» EXTRACT TO READ
--*--
||Guatemala El Limon Black Honey x Natural Pacamara 2016
||#SSSSS Limited Editions 2016
Number 2 of 12, February 2016, in the #SSSSS 2016 - Steve's Super Secret Stash Subscription. A limited availability series of roasted coffee beans.
This month it's: Guatemala El Limon Black Honey x Natural Pacamara 2016
This coffee is the kind of coffee that I had in my head when I was first thinking about #SSSSS, a tiny lot of coffee that's been processed in an experimental way, as in they're playing around with ideas and seeing what happens!
Purely as an experiment my good friend Raul Rodas and Guadeloupe Alberto Reyas ('Beto') the owner of El Limon decided they wanted to try doing something different with a coffee, tinkering with processing methods to see what happened, to see what they could get out of the coffee. When I visited they told me about it and OF COURSE I tasted the coffee and OF COURSE I bought the coffee! Totally had you guys in mind ; )
When the farms are processing a coffee, they use a Depulping machine that removes the cherry and most of the mucilage. There is a setting on this machine, which adjusts how close to the bean it cleans and therefore how much of the fruit is left behind. The farms Raul works with in Guatemala have, when honey processing, typically used a middle setting (Red Honey). However, Raul wanted to try a Black Honey.
--*--
» RECORDS PROVIDED

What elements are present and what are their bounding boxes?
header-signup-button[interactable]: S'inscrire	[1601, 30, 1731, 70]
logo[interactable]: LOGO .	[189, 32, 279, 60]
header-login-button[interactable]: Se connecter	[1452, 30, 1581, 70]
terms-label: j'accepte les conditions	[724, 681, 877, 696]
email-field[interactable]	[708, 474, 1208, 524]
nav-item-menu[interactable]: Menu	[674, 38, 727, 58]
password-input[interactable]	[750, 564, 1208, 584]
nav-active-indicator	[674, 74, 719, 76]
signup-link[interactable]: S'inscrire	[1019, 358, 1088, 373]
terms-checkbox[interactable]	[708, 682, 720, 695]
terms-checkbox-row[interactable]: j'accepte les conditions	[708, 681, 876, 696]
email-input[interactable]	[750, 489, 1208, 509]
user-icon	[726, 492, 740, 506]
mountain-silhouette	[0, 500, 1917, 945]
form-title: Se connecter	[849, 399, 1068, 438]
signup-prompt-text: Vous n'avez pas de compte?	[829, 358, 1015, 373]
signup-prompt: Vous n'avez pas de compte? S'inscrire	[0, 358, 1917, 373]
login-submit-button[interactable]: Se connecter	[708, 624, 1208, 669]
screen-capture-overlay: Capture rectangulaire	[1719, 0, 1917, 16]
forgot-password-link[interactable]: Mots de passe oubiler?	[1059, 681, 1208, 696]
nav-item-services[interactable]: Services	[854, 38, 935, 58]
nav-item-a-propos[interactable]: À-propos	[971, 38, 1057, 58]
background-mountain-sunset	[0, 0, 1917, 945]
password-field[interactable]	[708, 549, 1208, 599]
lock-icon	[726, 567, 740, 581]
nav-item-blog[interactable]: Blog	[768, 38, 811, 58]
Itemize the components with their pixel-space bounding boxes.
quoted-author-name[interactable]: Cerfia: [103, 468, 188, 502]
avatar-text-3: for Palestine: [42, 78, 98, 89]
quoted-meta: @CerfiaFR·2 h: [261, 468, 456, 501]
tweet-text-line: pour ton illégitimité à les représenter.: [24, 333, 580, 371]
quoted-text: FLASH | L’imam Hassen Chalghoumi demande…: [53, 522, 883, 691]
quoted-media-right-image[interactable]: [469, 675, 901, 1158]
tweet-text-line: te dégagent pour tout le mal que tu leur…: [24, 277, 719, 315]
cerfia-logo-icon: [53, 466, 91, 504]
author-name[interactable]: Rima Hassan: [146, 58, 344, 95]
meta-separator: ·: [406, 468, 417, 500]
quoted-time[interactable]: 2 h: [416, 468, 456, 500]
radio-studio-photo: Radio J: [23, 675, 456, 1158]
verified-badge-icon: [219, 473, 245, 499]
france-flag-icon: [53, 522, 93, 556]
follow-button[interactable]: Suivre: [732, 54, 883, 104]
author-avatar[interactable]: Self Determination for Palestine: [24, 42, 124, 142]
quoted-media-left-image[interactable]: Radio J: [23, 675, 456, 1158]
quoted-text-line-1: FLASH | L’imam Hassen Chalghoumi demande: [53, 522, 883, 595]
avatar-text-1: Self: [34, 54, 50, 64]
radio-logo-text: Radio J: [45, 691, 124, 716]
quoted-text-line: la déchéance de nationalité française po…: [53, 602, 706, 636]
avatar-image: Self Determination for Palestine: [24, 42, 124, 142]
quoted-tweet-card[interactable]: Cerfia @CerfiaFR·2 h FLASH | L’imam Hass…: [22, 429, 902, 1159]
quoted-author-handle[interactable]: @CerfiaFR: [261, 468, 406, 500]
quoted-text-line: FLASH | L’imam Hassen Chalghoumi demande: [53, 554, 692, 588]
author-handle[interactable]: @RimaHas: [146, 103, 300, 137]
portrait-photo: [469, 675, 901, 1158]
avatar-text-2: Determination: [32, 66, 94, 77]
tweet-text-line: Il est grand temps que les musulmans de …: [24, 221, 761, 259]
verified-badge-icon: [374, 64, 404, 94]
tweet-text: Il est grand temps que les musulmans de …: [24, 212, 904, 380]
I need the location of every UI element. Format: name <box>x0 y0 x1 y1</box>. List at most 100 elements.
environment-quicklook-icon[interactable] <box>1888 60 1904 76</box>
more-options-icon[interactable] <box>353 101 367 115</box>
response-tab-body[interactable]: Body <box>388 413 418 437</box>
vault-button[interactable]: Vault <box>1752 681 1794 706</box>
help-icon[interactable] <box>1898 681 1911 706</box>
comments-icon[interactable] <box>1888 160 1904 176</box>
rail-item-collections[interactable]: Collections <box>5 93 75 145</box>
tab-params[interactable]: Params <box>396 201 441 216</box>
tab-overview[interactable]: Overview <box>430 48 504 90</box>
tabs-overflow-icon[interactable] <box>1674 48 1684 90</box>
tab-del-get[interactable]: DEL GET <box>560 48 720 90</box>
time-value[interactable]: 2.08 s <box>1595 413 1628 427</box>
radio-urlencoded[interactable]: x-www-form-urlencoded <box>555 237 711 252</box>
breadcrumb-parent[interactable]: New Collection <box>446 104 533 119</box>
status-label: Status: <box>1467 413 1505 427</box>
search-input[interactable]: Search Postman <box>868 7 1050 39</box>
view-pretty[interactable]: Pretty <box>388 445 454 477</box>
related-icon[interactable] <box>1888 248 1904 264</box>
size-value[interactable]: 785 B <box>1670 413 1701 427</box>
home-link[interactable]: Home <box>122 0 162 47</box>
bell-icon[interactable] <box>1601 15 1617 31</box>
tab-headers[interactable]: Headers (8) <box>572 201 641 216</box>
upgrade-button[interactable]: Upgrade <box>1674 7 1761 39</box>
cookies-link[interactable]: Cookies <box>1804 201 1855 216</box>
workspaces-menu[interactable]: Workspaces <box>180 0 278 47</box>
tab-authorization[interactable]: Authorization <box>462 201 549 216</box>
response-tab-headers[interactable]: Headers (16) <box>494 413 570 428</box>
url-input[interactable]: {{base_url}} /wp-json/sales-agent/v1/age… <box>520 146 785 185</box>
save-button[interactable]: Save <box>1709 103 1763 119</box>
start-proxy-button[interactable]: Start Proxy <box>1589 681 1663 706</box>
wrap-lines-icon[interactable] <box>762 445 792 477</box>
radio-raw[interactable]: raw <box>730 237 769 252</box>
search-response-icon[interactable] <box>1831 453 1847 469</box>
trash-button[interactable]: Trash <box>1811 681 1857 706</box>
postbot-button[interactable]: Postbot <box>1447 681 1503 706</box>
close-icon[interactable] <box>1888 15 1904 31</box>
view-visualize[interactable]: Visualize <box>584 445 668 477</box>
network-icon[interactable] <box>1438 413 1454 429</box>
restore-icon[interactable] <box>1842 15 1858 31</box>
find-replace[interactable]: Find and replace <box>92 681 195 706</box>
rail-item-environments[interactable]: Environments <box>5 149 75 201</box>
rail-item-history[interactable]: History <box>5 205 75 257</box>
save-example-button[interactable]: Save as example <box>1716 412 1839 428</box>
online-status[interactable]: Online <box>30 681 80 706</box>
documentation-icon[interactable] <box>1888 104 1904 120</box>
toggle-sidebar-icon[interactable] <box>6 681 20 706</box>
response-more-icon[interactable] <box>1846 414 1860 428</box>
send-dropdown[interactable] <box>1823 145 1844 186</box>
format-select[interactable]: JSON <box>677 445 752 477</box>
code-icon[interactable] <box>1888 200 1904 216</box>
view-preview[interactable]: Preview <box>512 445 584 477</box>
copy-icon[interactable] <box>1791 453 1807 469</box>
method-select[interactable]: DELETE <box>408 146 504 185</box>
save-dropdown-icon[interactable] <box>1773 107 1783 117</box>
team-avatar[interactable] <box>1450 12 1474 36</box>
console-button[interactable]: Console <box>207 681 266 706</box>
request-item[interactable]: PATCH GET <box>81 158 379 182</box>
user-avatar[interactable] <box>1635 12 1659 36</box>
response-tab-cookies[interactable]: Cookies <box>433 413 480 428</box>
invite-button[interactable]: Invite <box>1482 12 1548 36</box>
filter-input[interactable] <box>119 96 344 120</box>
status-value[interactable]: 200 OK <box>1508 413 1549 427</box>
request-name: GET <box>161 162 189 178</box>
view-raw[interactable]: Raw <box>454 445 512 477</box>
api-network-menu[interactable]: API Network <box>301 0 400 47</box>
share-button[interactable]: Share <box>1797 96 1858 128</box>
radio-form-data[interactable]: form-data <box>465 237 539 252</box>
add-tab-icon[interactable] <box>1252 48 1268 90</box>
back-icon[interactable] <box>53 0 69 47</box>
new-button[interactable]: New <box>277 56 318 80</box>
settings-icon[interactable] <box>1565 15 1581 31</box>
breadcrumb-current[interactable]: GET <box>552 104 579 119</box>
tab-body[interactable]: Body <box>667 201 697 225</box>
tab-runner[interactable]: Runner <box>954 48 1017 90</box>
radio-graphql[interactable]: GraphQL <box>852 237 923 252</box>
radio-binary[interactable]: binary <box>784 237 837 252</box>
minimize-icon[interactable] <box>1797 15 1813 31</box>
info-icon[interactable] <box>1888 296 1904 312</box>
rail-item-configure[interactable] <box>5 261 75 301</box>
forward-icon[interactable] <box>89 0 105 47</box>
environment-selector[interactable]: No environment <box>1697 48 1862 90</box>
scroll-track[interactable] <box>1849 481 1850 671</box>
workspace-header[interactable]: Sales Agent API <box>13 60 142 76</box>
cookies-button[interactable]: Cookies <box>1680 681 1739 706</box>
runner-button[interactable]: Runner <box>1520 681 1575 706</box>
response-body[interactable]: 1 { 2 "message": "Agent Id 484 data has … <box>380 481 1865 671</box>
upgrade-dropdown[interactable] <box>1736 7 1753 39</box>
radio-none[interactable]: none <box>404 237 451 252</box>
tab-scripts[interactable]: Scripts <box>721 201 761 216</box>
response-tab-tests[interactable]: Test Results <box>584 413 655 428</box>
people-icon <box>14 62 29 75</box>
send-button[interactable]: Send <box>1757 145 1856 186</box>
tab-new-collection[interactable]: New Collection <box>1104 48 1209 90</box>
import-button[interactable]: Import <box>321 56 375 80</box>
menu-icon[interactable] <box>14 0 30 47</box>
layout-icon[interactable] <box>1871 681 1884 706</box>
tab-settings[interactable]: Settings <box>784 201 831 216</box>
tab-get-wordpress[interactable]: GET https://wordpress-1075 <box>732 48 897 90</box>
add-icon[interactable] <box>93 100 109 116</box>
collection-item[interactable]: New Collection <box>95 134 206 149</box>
--*--
» QUESTIONS
a) Answer these questions from the Guatemala El Limon coffee text, one line each:
(i) Which number in the subscription series is this coffee, and in what month?
(ii) Who is the owner of El Limon?
(iii) What setting have the farms Raul works with typically used when honey processing?
b) From the Guatemala El Limon coffee text, copy out the passage that begins at the words "This month it's: Guatemala" and stops after "seeing what happens!".
c) Continue the Guatemala El Limon coffee text from its last sentence.

» RESPONSE LIST
a)
(i) Number 2 of 12, February 2016.
(ii) Guadeloupe Alberto Reyas ('Beto').
(iii) A middle setting (Red Honey).

b)
This month it's: Guatemala El Limon Black Honey x Natural Pacamara 2016
This coffee is the kind of coffee that I had in my head when I was first thinking about #SSSSS, a tiny lot of coffee that's been processed in an experimental way, as in they're playing around with ideas and seeing what happens!

c)
In Costa Rica, where these are most often produced, this would mean leaving all the mucilage but just taking off the fruit skin, but when they have done it in Guatemala they have opened the Depulper very wide and some of the cherries have had the skin removed, whilst a few have been left intact. I guess this means it's kind of a hybrid Black Honey x Natural process. These were then on patios for 13 days which is about the same time that they use to dry their washed coffees.
Now I know you know that by being part of #SSSSS you're going to get special coffees but this really is SUPER SPECIAL! There's no more of this, it was an experiment and it's a delicious experiment, I'm SO EXCITED by the work that Raul and Beto are doing at El Limon, truly wonderful to be able to share such an interesting and different coffee with all you #SSSSSers!
A few years back on a visit to Guatemala, Raul was really keen for me to visit a farm that he'd been buying from for a couple of years, in Raul I trust so of course I said yes.
El Limon is located around an hour's drive to the east of Guatemala City in the small town of Palencia, this farm sits at an altitude of around 1,600 meters above sea level. It's owned by Guadalupe Alberto Reyes who used to be the Mayor of Palencia and has helped to build and develop the town.
Palencia is not part of the eight regions of coffee from Anacafe, but you can see a lot of development in that zone. San Patricio el Limon is a perfect example of that development. I like being in places that are working to be hot and up and coming, as well as those that have established players.
The farm produces mainly Caturra and Bourbon, and does some experimentation with Pacamara and this experimentation is what you're going to get to taste!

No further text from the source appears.